-- begin --

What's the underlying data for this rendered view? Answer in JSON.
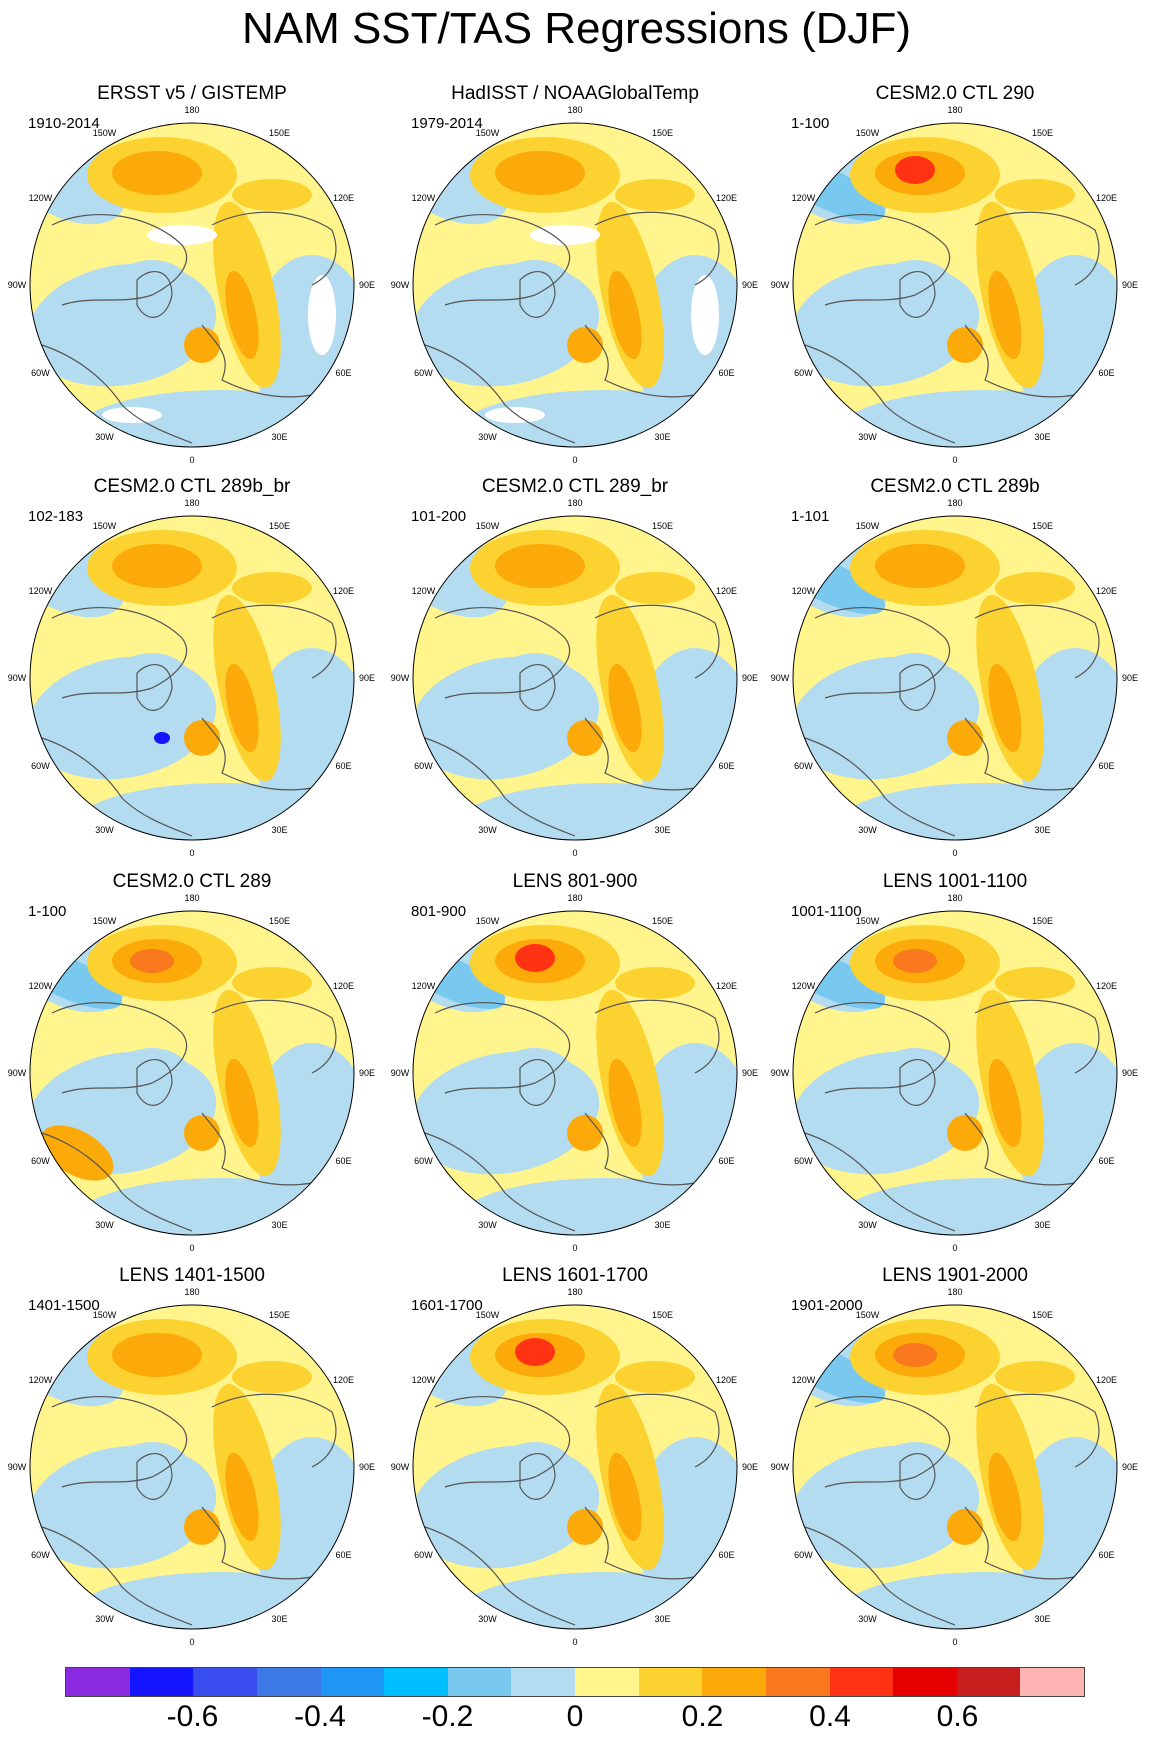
{
  "title": "NAM SST/TAS Regressions (DJF)",
  "longitude_labels": [
    "180",
    "150E",
    "120E",
    "90E",
    "60E",
    "30E",
    "0",
    "30W",
    "60W",
    "90W",
    "120W",
    "150W"
  ],
  "panels": [
    {
      "title": "ERSST v5 / GISTEMP",
      "period": "1910-2014",
      "missing_data": true
    },
    {
      "title": "HadISST / NOAAGlobalTemp",
      "period": "1979-2014",
      "missing_data": true
    },
    {
      "title": "CESM2.0 CTL 290",
      "period": "1-100",
      "missing_data": false
    },
    {
      "title": "CESM2.0 CTL 289b_br",
      "period": "102-183",
      "missing_data": false
    },
    {
      "title": "CESM2.0 CTL 289_br",
      "period": "101-200",
      "missing_data": false
    },
    {
      "title": "CESM2.0 CTL 289b",
      "period": "1-101",
      "missing_data": false
    },
    {
      "title": "CESM2.0 CTL 289",
      "period": "1-100",
      "missing_data": false
    },
    {
      "title": "LENS 801-900",
      "period": "801-900",
      "missing_data": false
    },
    {
      "title": "LENS 1001-1100",
      "period": "1001-1100",
      "missing_data": false
    },
    {
      "title": "LENS 1401-1500",
      "period": "1401-1500",
      "missing_data": false
    },
    {
      "title": "LENS 1601-1700",
      "period": "1601-1700",
      "missing_data": false
    },
    {
      "title": "LENS 1901-2000",
      "period": "1901-2000",
      "missing_data": false
    }
  ],
  "colorbar": {
    "colors": [
      "#8a2be2",
      "#1414ff",
      "#3a4ef0",
      "#3c78e6",
      "#1e96f5",
      "#00bfff",
      "#78c8f0",
      "#b4dcf0",
      "#fff58c",
      "#fcd230",
      "#fcaa0a",
      "#fa781e",
      "#ff3214",
      "#e60000",
      "#c81e1e",
      "#ffb4b4"
    ],
    "tick_labels": [
      "-0.6",
      "-0.4",
      "-0.2",
      "0",
      "0.2",
      "0.4",
      "0.6"
    ],
    "tick_values": [
      -0.6,
      -0.4,
      -0.2,
      0,
      0.2,
      0.4,
      0.6
    ],
    "range": [
      -0.8,
      0.8
    ]
  },
  "palette": {
    "land_outline": "#555555",
    "missing": "#ffffff",
    "map_border": "#000000"
  }
}
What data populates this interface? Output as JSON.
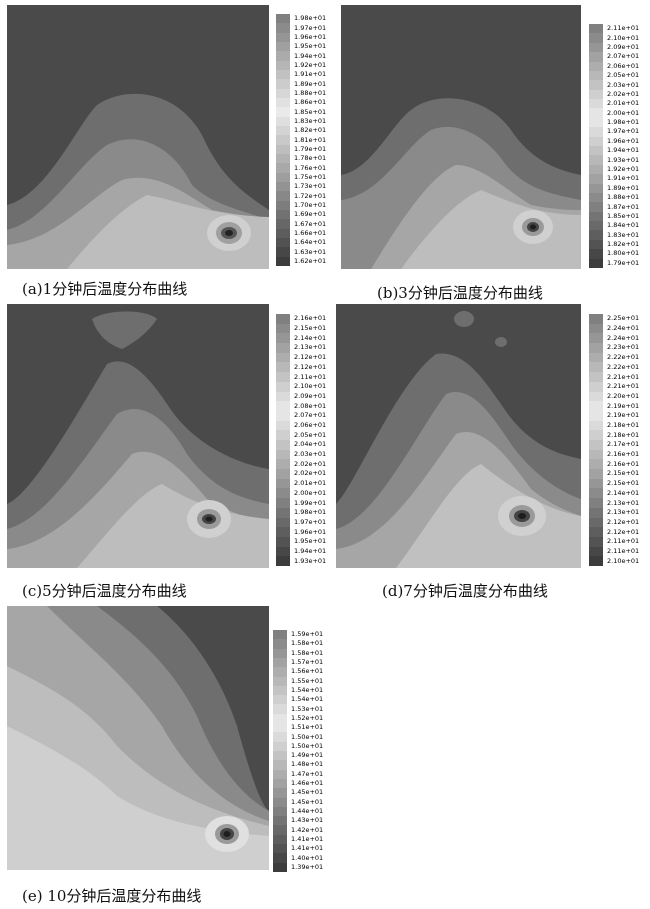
{
  "figures": [
    {
      "caption": "(a)1分钟后温度分布曲线",
      "legend": [
        "1.98e+01",
        "1.97e+01",
        "1.96e+01",
        "1.95e+01",
        "1.94e+01",
        "1.92e+01",
        "1.91e+01",
        "1.89e+01",
        "1.88e+01",
        "1.86e+01",
        "1.85e+01",
        "1.83e+01",
        "1.82e+01",
        "1.81e+01",
        "1.79e+01",
        "1.78e+01",
        "1.76e+01",
        "1.75e+01",
        "1.73e+01",
        "1.72e+01",
        "1.70e+01",
        "1.69e+01",
        "1.67e+01",
        "1.66e+01",
        "1.64e+01",
        "1.63e+01",
        "1.62e+01"
      ]
    },
    {
      "caption": "(b)3分钟后温度分布曲线",
      "legend": [
        "2.11e+01",
        "2.10e+01",
        "2.09e+01",
        "2.07e+01",
        "2.06e+01",
        "2.05e+01",
        "2.03e+01",
        "2.02e+01",
        "2.01e+01",
        "2.00e+01",
        "1.98e+01",
        "1.97e+01",
        "1.96e+01",
        "1.94e+01",
        "1.93e+01",
        "1.92e+01",
        "1.91e+01",
        "1.89e+01",
        "1.88e+01",
        "1.87e+01",
        "1.85e+01",
        "1.84e+01",
        "1.83e+01",
        "1.82e+01",
        "1.80e+01",
        "1.79e+01"
      ]
    },
    {
      "caption": "(c)5分钟后温度分布曲线",
      "legend": [
        "2.16e+01",
        "2.15e+01",
        "2.14e+01",
        "2.13e+01",
        "2.12e+01",
        "2.12e+01",
        "2.11e+01",
        "2.10e+01",
        "2.09e+01",
        "2.08e+01",
        "2.07e+01",
        "2.06e+01",
        "2.05e+01",
        "2.04e+01",
        "2.03e+01",
        "2.02e+01",
        "2.02e+01",
        "2.01e+01",
        "2.00e+01",
        "1.99e+01",
        "1.98e+01",
        "1.97e+01",
        "1.96e+01",
        "1.95e+01",
        "1.94e+01",
        "1.93e+01"
      ]
    },
    {
      "caption": "(d)7分钟后温度分布曲线",
      "legend": [
        "2.25e+01",
        "2.24e+01",
        "2.24e+01",
        "2.23e+01",
        "2.22e+01",
        "2.22e+01",
        "2.21e+01",
        "2.21e+01",
        "2.20e+01",
        "2.19e+01",
        "2.19e+01",
        "2.18e+01",
        "2.18e+01",
        "2.17e+01",
        "2.16e+01",
        "2.16e+01",
        "2.15e+01",
        "2.15e+01",
        "2.14e+01",
        "2.13e+01",
        "2.13e+01",
        "2.12e+01",
        "2.12e+01",
        "2.11e+01",
        "2.11e+01",
        "2.10e+01"
      ]
    },
    {
      "caption": "(e) 10分钟后温度分布曲线",
      "legend": [
        "1.59e+01",
        "1.58e+01",
        "1.58e+01",
        "1.57e+01",
        "1.56e+01",
        "1.55e+01",
        "1.54e+01",
        "1.54e+01",
        "1.53e+01",
        "1.52e+01",
        "1.51e+01",
        "1.50e+01",
        "1.50e+01",
        "1.49e+01",
        "1.48e+01",
        "1.47e+01",
        "1.46e+01",
        "1.45e+01",
        "1.45e+01",
        "1.44e+01",
        "1.43e+01",
        "1.42e+01",
        "1.41e+01",
        "1.41e+01",
        "1.40e+01",
        "1.39e+01"
      ]
    }
  ]
}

-- end --

▶ _STATED GOAL_
Write out all the records again, exactly, minus any pictures.

▶ _EXERCISE SOLUTION_
What's the underlying data for this rendered view? Answer in JSON.
{
  "title": "NAM SST/TAS Regressions (DJF)",
  "longitude_labels": [
    "180",
    "150E",
    "120E",
    "90E",
    "60E",
    "30E",
    "0",
    "30W",
    "60W",
    "90W",
    "120W",
    "150W"
  ],
  "panels": [
    {
      "title": "ERSST v5 / GISTEMP",
      "period": "1910-2014",
      "missing_data": true
    },
    {
      "title": "HadISST / NOAAGlobalTemp",
      "period": "1979-2014",
      "missing_data": true
    },
    {
      "title": "CESM2.0 CTL 290",
      "period": "1-100",
      "missing_data": false
    },
    {
      "title": "CESM2.0 CTL 289b_br",
      "period": "102-183",
      "missing_data": false
    },
    {
      "title": "CESM2.0 CTL 289_br",
      "period": "101-200",
      "missing_data": false
    },
    {
      "title": "CESM2.0 CTL 289b",
      "period": "1-101",
      "missing_data": false
    },
    {
      "title": "CESM2.0 CTL 289",
      "period": "1-100",
      "missing_data": false
    },
    {
      "title": "LENS 801-900",
      "period": "801-900",
      "missing_data": false
    },
    {
      "title": "LENS 1001-1100",
      "period": "1001-1100",
      "missing_data": false
    },
    {
      "title": "LENS 1401-1500",
      "period": "1401-1500",
      "missing_data": false
    },
    {
      "title": "LENS 1601-1700",
      "period": "1601-1700",
      "missing_data": false
    },
    {
      "title": "LENS 1901-2000",
      "period": "1901-2000",
      "missing_data": false
    }
  ],
  "colorbar": {
    "colors": [
      "#8a2be2",
      "#1414ff",
      "#3a4ef0",
      "#3c78e6",
      "#1e96f5",
      "#00bfff",
      "#78c8f0",
      "#b4dcf0",
      "#fff58c",
      "#fcd230",
      "#fcaa0a",
      "#fa781e",
      "#ff3214",
      "#e60000",
      "#c81e1e",
      "#ffb4b4"
    ],
    "tick_labels": [
      "-0.6",
      "-0.4",
      "-0.2",
      "0",
      "0.2",
      "0.4",
      "0.6"
    ],
    "tick_values": [
      -0.6,
      -0.4,
      -0.2,
      0,
      0.2,
      0.4,
      0.6
    ],
    "range": [
      -0.8,
      0.8
    ]
  },
  "palette": {
    "land_outline": "#555555",
    "missing": "#ffffff",
    "map_border": "#000000"
  }
}
What data populates this interface? Output as JSON.
{
  "figures": [
    {
      "caption": "(a)1分钟后温度分布曲线",
      "legend": [
        "1.98e+01",
        "1.97e+01",
        "1.96e+01",
        "1.95e+01",
        "1.94e+01",
        "1.92e+01",
        "1.91e+01",
        "1.89e+01",
        "1.88e+01",
        "1.86e+01",
        "1.85e+01",
        "1.83e+01",
        "1.82e+01",
        "1.81e+01",
        "1.79e+01",
        "1.78e+01",
        "1.76e+01",
        "1.75e+01",
        "1.73e+01",
        "1.72e+01",
        "1.70e+01",
        "1.69e+01",
        "1.67e+01",
        "1.66e+01",
        "1.64e+01",
        "1.63e+01",
        "1.62e+01"
      ]
    },
    {
      "caption": "(b)3分钟后温度分布曲线",
      "legend": [
        "2.11e+01",
        "2.10e+01",
        "2.09e+01",
        "2.07e+01",
        "2.06e+01",
        "2.05e+01",
        "2.03e+01",
        "2.02e+01",
        "2.01e+01",
        "2.00e+01",
        "1.98e+01",
        "1.97e+01",
        "1.96e+01",
        "1.94e+01",
        "1.93e+01",
        "1.92e+01",
        "1.91e+01",
        "1.89e+01",
        "1.88e+01",
        "1.87e+01",
        "1.85e+01",
        "1.84e+01",
        "1.83e+01",
        "1.82e+01",
        "1.80e+01",
        "1.79e+01"
      ]
    },
    {
      "caption": "(c)5分钟后温度分布曲线",
      "legend": [
        "2.16e+01",
        "2.15e+01",
        "2.14e+01",
        "2.13e+01",
        "2.12e+01",
        "2.12e+01",
        "2.11e+01",
        "2.10e+01",
        "2.09e+01",
        "2.08e+01",
        "2.07e+01",
        "2.06e+01",
        "2.05e+01",
        "2.04e+01",
        "2.03e+01",
        "2.02e+01",
        "2.02e+01",
        "2.01e+01",
        "2.00e+01",
        "1.99e+01",
        "1.98e+01",
        "1.97e+01",
        "1.96e+01",
        "1.95e+01",
        "1.94e+01",
        "1.93e+01"
      ]
    },
    {
      "caption": "(d)7分钟后温度分布曲线",
      "legend": [
        "2.25e+01",
        "2.24e+01",
        "2.24e+01",
        "2.23e+01",
        "2.22e+01",
        "2.22e+01",
        "2.21e+01",
        "2.21e+01",
        "2.20e+01",
        "2.19e+01",
        "2.19e+01",
        "2.18e+01",
        "2.18e+01",
        "2.17e+01",
        "2.16e+01",
        "2.16e+01",
        "2.15e+01",
        "2.15e+01",
        "2.14e+01",
        "2.13e+01",
        "2.13e+01",
        "2.12e+01",
        "2.12e+01",
        "2.11e+01",
        "2.11e+01",
        "2.10e+01"
      ]
    },
    {
      "caption": "(e) 10分钟后温度分布曲线",
      "legend": [
        "1.59e+01",
        "1.58e+01",
        "1.58e+01",
        "1.57e+01",
        "1.56e+01",
        "1.55e+01",
        "1.54e+01",
        "1.54e+01",
        "1.53e+01",
        "1.52e+01",
        "1.51e+01",
        "1.50e+01",
        "1.50e+01",
        "1.49e+01",
        "1.48e+01",
        "1.47e+01",
        "1.46e+01",
        "1.45e+01",
        "1.45e+01",
        "1.44e+01",
        "1.43e+01",
        "1.42e+01",
        "1.41e+01",
        "1.41e+01",
        "1.40e+01",
        "1.39e+01"
      ]
    }
  ]
}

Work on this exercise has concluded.